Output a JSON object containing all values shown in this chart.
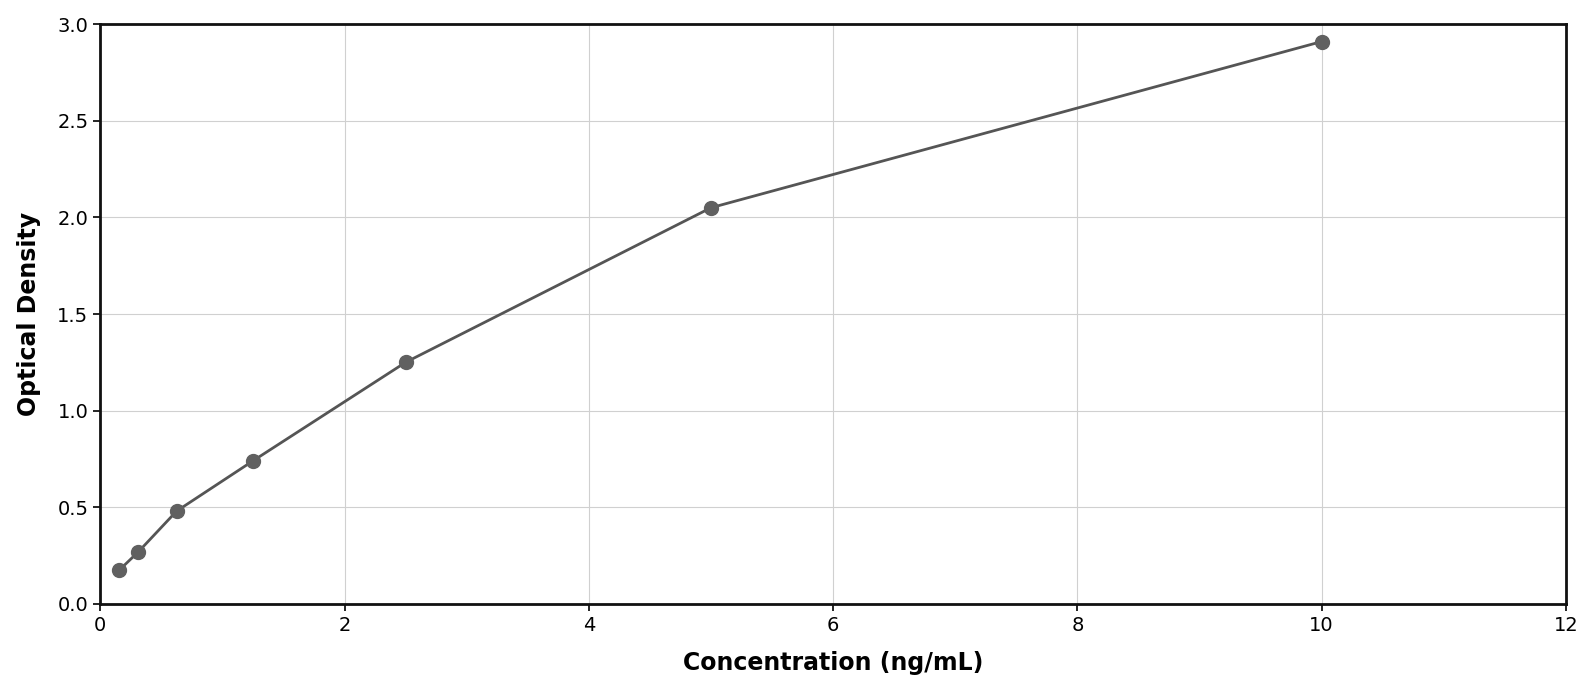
{
  "x_data": [
    0.156,
    0.313,
    0.625,
    1.25,
    2.5,
    5.0,
    10.0
  ],
  "y_data": [
    0.175,
    0.27,
    0.48,
    0.74,
    1.25,
    2.05,
    2.91
  ],
  "xlabel": "Concentration (ng/mL)",
  "ylabel": "Optical Density",
  "xlim": [
    0,
    12
  ],
  "ylim": [
    0,
    3
  ],
  "xticks": [
    0,
    2,
    4,
    6,
    8,
    10,
    12
  ],
  "yticks": [
    0,
    0.5,
    1.0,
    1.5,
    2.0,
    2.5,
    3.0
  ],
  "marker_color": "#606060",
  "line_color": "#555555",
  "grid_color": "#d0d0d0",
  "background_color": "#ffffff",
  "plot_background": "#ffffff",
  "border_color": "#111111",
  "marker_size": 10,
  "line_width": 2.0,
  "xlabel_fontsize": 17,
  "ylabel_fontsize": 17,
  "tick_fontsize": 14,
  "xlabel_fontweight": "bold",
  "ylabel_fontweight": "bold"
}
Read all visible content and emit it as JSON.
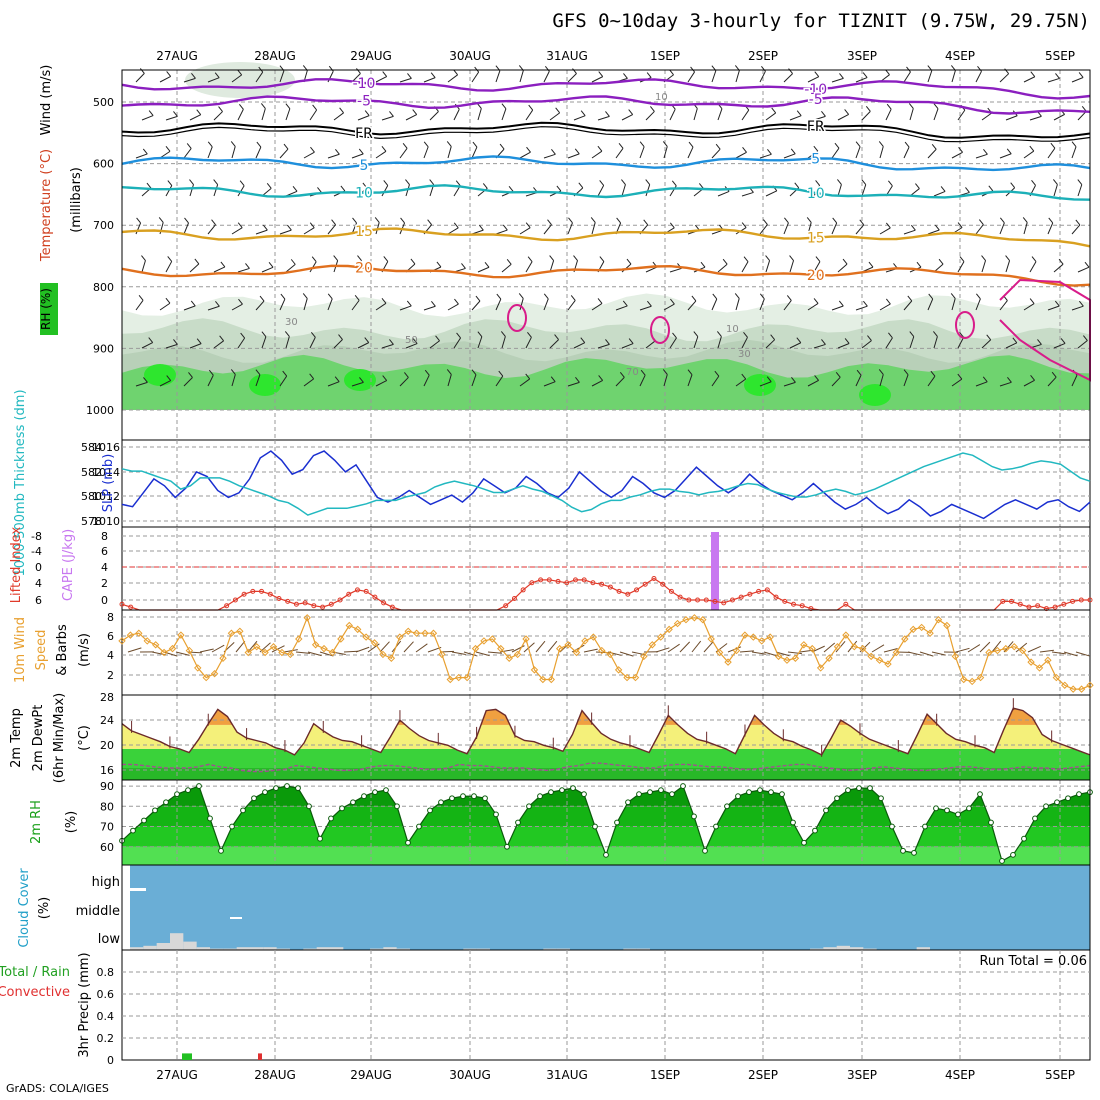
{
  "title": "GFS 0~10day 3-hourly for TIZNIT (9.75W, 29.75N)",
  "credit": "GrADS: COLA/IGES",
  "chart_data": [
    {
      "type": "contour",
      "panel": "upper-air",
      "dates": [
        "27AUG",
        "28AUG",
        "29AUG",
        "30AUG",
        "31AUG",
        "1SEP",
        "2SEP",
        "3SEP",
        "4SEP",
        "5SEP"
      ],
      "ylabel_main": "(millibars)",
      "ylabel_vars": [
        "RH (%)",
        "Temperature (°C)",
        "Wind (m/s)"
      ],
      "ylim": [
        1000,
        450
      ],
      "yticks": [
        500,
        600,
        700,
        800,
        900,
        1000
      ],
      "temperature_contours": [
        {
          "label": "-10",
          "pressure": 472,
          "color": "#8b1fbf"
        },
        {
          "label": "-5",
          "pressure": 500,
          "color": "#8b1fbf"
        },
        {
          "label": "FR",
          "pressure": 543,
          "color": "#000000"
        },
        {
          "label": "5",
          "pressure": 598,
          "color": "#1e8fdc"
        },
        {
          "label": "10",
          "pressure": 645,
          "color": "#1cb0b8"
        },
        {
          "label": "15",
          "pressure": 715,
          "color": "#d9a020"
        },
        {
          "label": "20",
          "pressure": 775,
          "color": "#e0701e"
        }
      ],
      "rh_contour_labels": [
        "10",
        "30",
        "50",
        "70"
      ]
    },
    {
      "type": "line",
      "panel": "slp-thickness",
      "ylabel_left": "1000-500mb Thickness (dm)",
      "ylabel_right": "SLP (mb)",
      "left_ticks": [
        "584",
        "582",
        "580",
        "578"
      ],
      "right_ticks": [
        "1016",
        "1014",
        "1012",
        "1010"
      ],
      "series": [
        {
          "name": "SLP (mb)",
          "color": "#1a2fd0",
          "ylim": [
            1009.8,
            1016.6
          ],
          "values": [
            1011.4,
            1011.2,
            1012.4,
            1013.6,
            1013.0,
            1012.0,
            1012.8,
            1014.2,
            1013.8,
            1012.6,
            1012.0,
            1012.4,
            1013.6,
            1015.4,
            1016.0,
            1015.2,
            1014.0,
            1014.4,
            1015.6,
            1016.0,
            1015.2,
            1014.2,
            1014.8,
            1013.4,
            1012.0,
            1011.6,
            1012.0,
            1012.6,
            1012.0,
            1011.4,
            1011.8,
            1012.2,
            1011.6,
            1012.4,
            1013.6,
            1013.0,
            1012.4,
            1012.8,
            1013.8,
            1013.2,
            1012.4,
            1012.0,
            1012.8,
            1014.2,
            1013.4,
            1012.6,
            1012.0,
            1012.6,
            1013.8,
            1013.2,
            1012.4,
            1012.0,
            1012.6,
            1013.6,
            1014.6,
            1013.8,
            1013.0,
            1012.4,
            1013.0,
            1014.0,
            1013.2,
            1012.6,
            1012.2,
            1011.8,
            1012.4,
            1013.2,
            1012.4,
            1011.6,
            1011.0,
            1011.4,
            1012.0,
            1011.2,
            1010.6,
            1011.0,
            1011.8,
            1011.2,
            1010.4,
            1010.8,
            1011.4,
            1011.0,
            1010.6,
            1010.2,
            1010.8,
            1011.4,
            1011.8,
            1011.4,
            1011.0,
            1011.6,
            1011.8,
            1011.2,
            1010.8,
            1011.6
          ]
        },
        {
          "name": "1000-500mb Thickness (dm)",
          "color": "#22b8c0",
          "ylim": [
            577.6,
            584.6
          ],
          "values": [
            582.4,
            582.2,
            582.2,
            581.9,
            581.6,
            581.3,
            580.6,
            580.9,
            581.6,
            581.6,
            581.6,
            581.3,
            580.9,
            580.6,
            580.3,
            580.0,
            579.6,
            579.4,
            578.9,
            578.3,
            578.6,
            578.9,
            578.9,
            578.9,
            579.1,
            579.3,
            579.6,
            579.6,
            579.6,
            579.9,
            580.1,
            580.3,
            580.8,
            581.1,
            581.3,
            581.1,
            580.9,
            580.6,
            580.3,
            580.3,
            580.6,
            580.9,
            580.6,
            580.4,
            580.0,
            579.6,
            579.0,
            578.6,
            578.8,
            579.3,
            579.6,
            579.6,
            579.9,
            580.1,
            580.4,
            580.6,
            580.6,
            580.4,
            580.3,
            580.1,
            580.3,
            580.4,
            580.6,
            580.9,
            581.1,
            581.0,
            580.6,
            580.3,
            580.1,
            579.9,
            579.9,
            580.1,
            580.4,
            580.6,
            580.4,
            580.1,
            580.3,
            580.6,
            581.0,
            581.4,
            581.8,
            582.2,
            582.6,
            582.9,
            583.2,
            583.5,
            583.8,
            583.6,
            583.1,
            582.6,
            582.3,
            582.4,
            582.6,
            582.9,
            583.1,
            583.0,
            582.8,
            582.2,
            581.6,
            581.3
          ]
        }
      ]
    },
    {
      "type": "line",
      "panel": "lifted-index-cape",
      "ylabel_left": "Lifted Index",
      "ylabel_right": "CAPE (J/kg)",
      "left_ticks": [
        "-8",
        "-4",
        "0",
        "4",
        "6"
      ],
      "right_ticks": [
        "8",
        "6",
        "4",
        "2",
        "0"
      ],
      "lifted_index_series": {
        "name": "Lifted Index",
        "color": "#e03a2a",
        "values": [
          5.2,
          5.6,
          6.0,
          6.0,
          6.0,
          6.0,
          6.0,
          6.0,
          6.0,
          6.0,
          6.0,
          6.0,
          5.4,
          4.6,
          3.8,
          3.4,
          3.4,
          3.8,
          4.4,
          4.8,
          5.2,
          5.0,
          5.4,
          5.6,
          5.2,
          4.6,
          3.8,
          3.2,
          3.4,
          4.2,
          5.0,
          5.6,
          6.0,
          6.0,
          6.0,
          6.0,
          6.0,
          6.0,
          6.0,
          6.0,
          6.0,
          6.0,
          6.0,
          6.0,
          5.4,
          4.4,
          3.2,
          2.2,
          1.8,
          1.8,
          2.0,
          2.2,
          1.8,
          1.8,
          2.2,
          2.4,
          2.8,
          3.4,
          3.8,
          3.2,
          2.4,
          1.6,
          2.4,
          3.4,
          4.2,
          4.6,
          4.6,
          4.6,
          4.8,
          5.0,
          4.6,
          4.2,
          3.8,
          3.4,
          3.2,
          4.2,
          4.8,
          5.2,
          5.4,
          5.8,
          6.0,
          6.0,
          6.0,
          5.2,
          6.0,
          6.0,
          6.0,
          6.0,
          6.0,
          6.0,
          6.0,
          6.0,
          6.0,
          6.0,
          6.0,
          6.0,
          6.0,
          6.0,
          6.0,
          6.0,
          6.0,
          4.8,
          4.8,
          5.2,
          5.6,
          5.4,
          5.8,
          5.6,
          5.2,
          4.8,
          4.6,
          4.6
        ]
      },
      "cape_bars": [
        {
          "date_index": 49,
          "value": 8.0,
          "color": "#c878f0"
        }
      ]
    },
    {
      "type": "line",
      "panel": "10m-wind",
      "ylabel": "10m Wind Speed (m/s) & Barbs",
      "yticks": [
        "8",
        "6",
        "4",
        "2"
      ],
      "ylim": [
        0,
        8.4
      ],
      "series": [
        {
          "name": "10m Wind Speed (m/s)",
          "color": "#e8a030",
          "values": [
            5.4,
            6.0,
            6.2,
            5.4,
            5.0,
            4.2,
            4.6,
            6.0,
            4.4,
            2.6,
            1.6,
            2.0,
            3.6,
            6.2,
            6.4,
            4.2,
            4.8,
            4.2,
            4.8,
            4.2,
            4.0,
            5.6,
            7.8,
            5.0,
            4.6,
            4.2,
            5.6,
            7.0,
            6.6,
            5.8,
            5.2,
            4.0,
            3.6,
            5.8,
            6.4,
            6.2,
            6.2,
            6.2,
            4.0,
            1.4,
            1.6,
            1.6,
            4.6,
            5.4,
            5.6,
            4.6,
            3.6,
            4.0,
            5.6,
            2.4,
            1.4,
            1.4,
            4.6,
            5.0,
            4.2,
            5.4,
            5.8,
            4.4,
            4.0,
            2.4,
            1.6,
            1.6,
            3.8,
            5.0,
            5.8,
            6.6,
            7.2,
            7.6,
            7.8,
            7.6,
            5.6,
            4.2,
            3.2,
            4.4,
            6.0,
            5.8,
            5.4,
            5.8,
            3.8,
            3.4,
            3.6,
            5.0,
            4.6,
            2.6,
            3.6,
            4.8,
            6.0,
            4.8,
            4.6,
            3.8,
            3.4,
            3.0,
            4.2,
            5.6,
            6.6,
            6.8,
            6.2,
            7.6,
            7.0,
            3.8,
            1.4,
            1.2,
            1.6,
            4.2,
            4.4,
            4.6,
            4.8,
            4.4,
            3.2,
            2.6,
            3.4,
            1.6,
            0.8,
            0.4,
            0.4,
            0.8
          ]
        }
      ]
    },
    {
      "type": "area",
      "panel": "2m-temp",
      "ylabel": "2m Temp 2m DewPt (6hr Min/Max) (°C)",
      "yticks": [
        "28",
        "24",
        "20",
        "16"
      ],
      "ylim": [
        14.8,
        29.0
      ],
      "series": [
        {
          "name": "2m Temp",
          "values": [
            24.2,
            23.0,
            22.4,
            21.8,
            21.2,
            20.4,
            20.0,
            19.4,
            21.6,
            24.2,
            26.6,
            25.4,
            22.8,
            21.8,
            21.4,
            21.0,
            20.2,
            19.8,
            19.0,
            21.0,
            24.2,
            23.0,
            22.0,
            21.4,
            21.2,
            20.6,
            20.0,
            19.4,
            22.0,
            24.8,
            23.4,
            22.2,
            21.4,
            21.0,
            20.6,
            19.8,
            19.2,
            22.0,
            26.4,
            26.6,
            25.6,
            22.2,
            21.4,
            21.2,
            20.6,
            20.2,
            19.6,
            22.4,
            26.4,
            24.4,
            22.6,
            21.6,
            21.0,
            20.6,
            20.0,
            19.4,
            22.4,
            25.6,
            24.0,
            22.6,
            21.6,
            21.2,
            20.6,
            20.0,
            19.2,
            22.4,
            25.6,
            24.0,
            22.6,
            21.6,
            21.2,
            20.4,
            19.8,
            19.0,
            21.8,
            24.8,
            23.8,
            22.6,
            21.6,
            21.0,
            20.4,
            19.8,
            19.2,
            22.4,
            25.8,
            24.2,
            22.6,
            21.6,
            21.2,
            20.6,
            20.2,
            19.4,
            23.2,
            26.8,
            26.4,
            25.2,
            22.4,
            21.4,
            20.8,
            20.2,
            19.6,
            19.0
          ]
        },
        {
          "name": "2m DewPt",
          "values": [
            17.4,
            17.4,
            17.2,
            17.0,
            16.8,
            16.8,
            16.8,
            17.0,
            17.4,
            17.0,
            16.8,
            16.4,
            16.2,
            16.2,
            16.4,
            16.6,
            17.2,
            17.0,
            16.8,
            16.6,
            16.4,
            16.4,
            16.6,
            17.0,
            17.2,
            17.2,
            17.0,
            16.8,
            16.6,
            16.6,
            16.8,
            17.4,
            17.2,
            17.2,
            17.0,
            16.8,
            16.8,
            16.8,
            16.6,
            16.4,
            16.6,
            17.0,
            17.2,
            17.6,
            17.6,
            17.4,
            17.2,
            17.0,
            16.8,
            16.8,
            17.2,
            17.4,
            17.4,
            17.2,
            17.0,
            17.0,
            16.8,
            16.6,
            16.6,
            16.8,
            17.0,
            17.2,
            17.4,
            17.4,
            17.0,
            16.8,
            16.6,
            16.4,
            16.6,
            16.8,
            17.0,
            16.8,
            16.6,
            16.4,
            16.4,
            16.6,
            16.8,
            17.0,
            17.0,
            16.8,
            16.6,
            16.6,
            16.8,
            17.0,
            16.8,
            16.8,
            16.6,
            16.8,
            17.0,
            17.2
          ]
        }
      ]
    },
    {
      "type": "area",
      "panel": "2m-rh",
      "ylabel": "2m RH (%)",
      "yticks": [
        "90",
        "80",
        "70",
        "60"
      ],
      "ylim": [
        51,
        93
      ],
      "series": [
        {
          "name": "2m RH",
          "values": [
            63,
            68,
            73,
            78,
            82,
            86,
            88,
            90,
            74,
            58,
            70,
            78,
            84,
            87,
            89,
            90,
            89,
            80,
            64,
            74,
            79,
            82,
            85,
            87,
            88,
            80,
            62,
            70,
            78,
            82,
            84,
            85,
            85,
            84,
            76,
            60,
            72,
            80,
            85,
            87,
            88,
            89,
            86,
            70,
            56,
            72,
            82,
            86,
            87,
            88,
            86,
            90,
            75,
            58,
            70,
            80,
            85,
            87,
            88,
            87,
            86,
            72,
            62,
            68,
            78,
            84,
            88,
            89,
            89,
            84,
            70,
            58,
            57,
            70,
            79,
            78,
            76,
            79,
            86,
            72,
            53,
            56,
            64,
            74,
            80,
            82,
            84,
            86,
            87
          ]
        }
      ]
    },
    {
      "type": "area",
      "panel": "cloud-cover",
      "ylabel": "Cloud Cover (%)",
      "ycategories": [
        "high",
        "middle",
        "low"
      ],
      "series": [
        {
          "name": "low",
          "values": [
            10,
            15,
            25,
            60,
            30,
            10,
            5,
            5,
            10,
            10,
            10,
            5,
            0,
            5,
            10,
            10,
            0,
            0,
            5,
            10,
            5,
            0,
            0,
            0,
            0,
            5,
            5,
            0,
            0,
            0,
            0,
            5,
            5,
            0,
            0,
            0,
            0,
            5,
            5,
            0,
            0,
            0,
            0,
            0,
            0,
            0,
            0,
            0,
            0,
            0,
            0,
            5,
            10,
            15,
            10,
            5,
            0,
            0,
            0,
            10,
            0,
            0,
            0,
            0,
            0,
            0,
            0,
            0,
            0,
            0,
            0,
            0
          ]
        }
      ]
    },
    {
      "type": "bar",
      "panel": "precip",
      "ylabel": "3hr Precip (mm)",
      "legend_left": [
        "Total / Rain",
        "Convective"
      ],
      "yticks": [
        "0.8",
        "0.6",
        "0.4",
        "0.2",
        "0"
      ],
      "ylim": [
        0,
        1.0
      ],
      "annotation": "Run Total = 0.06",
      "bars": [
        {
          "date_index": 6,
          "value": 0.06,
          "color": "#22c022"
        },
        {
          "date_index": 16,
          "value": 0.06,
          "color": "#e03030"
        }
      ]
    }
  ]
}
------------------------------------
→ **Stated goal**:
What is the number of lines in the records above that include the word "panel"? Reply with that number and nothing more.

→ **Answer for this exercise**:
8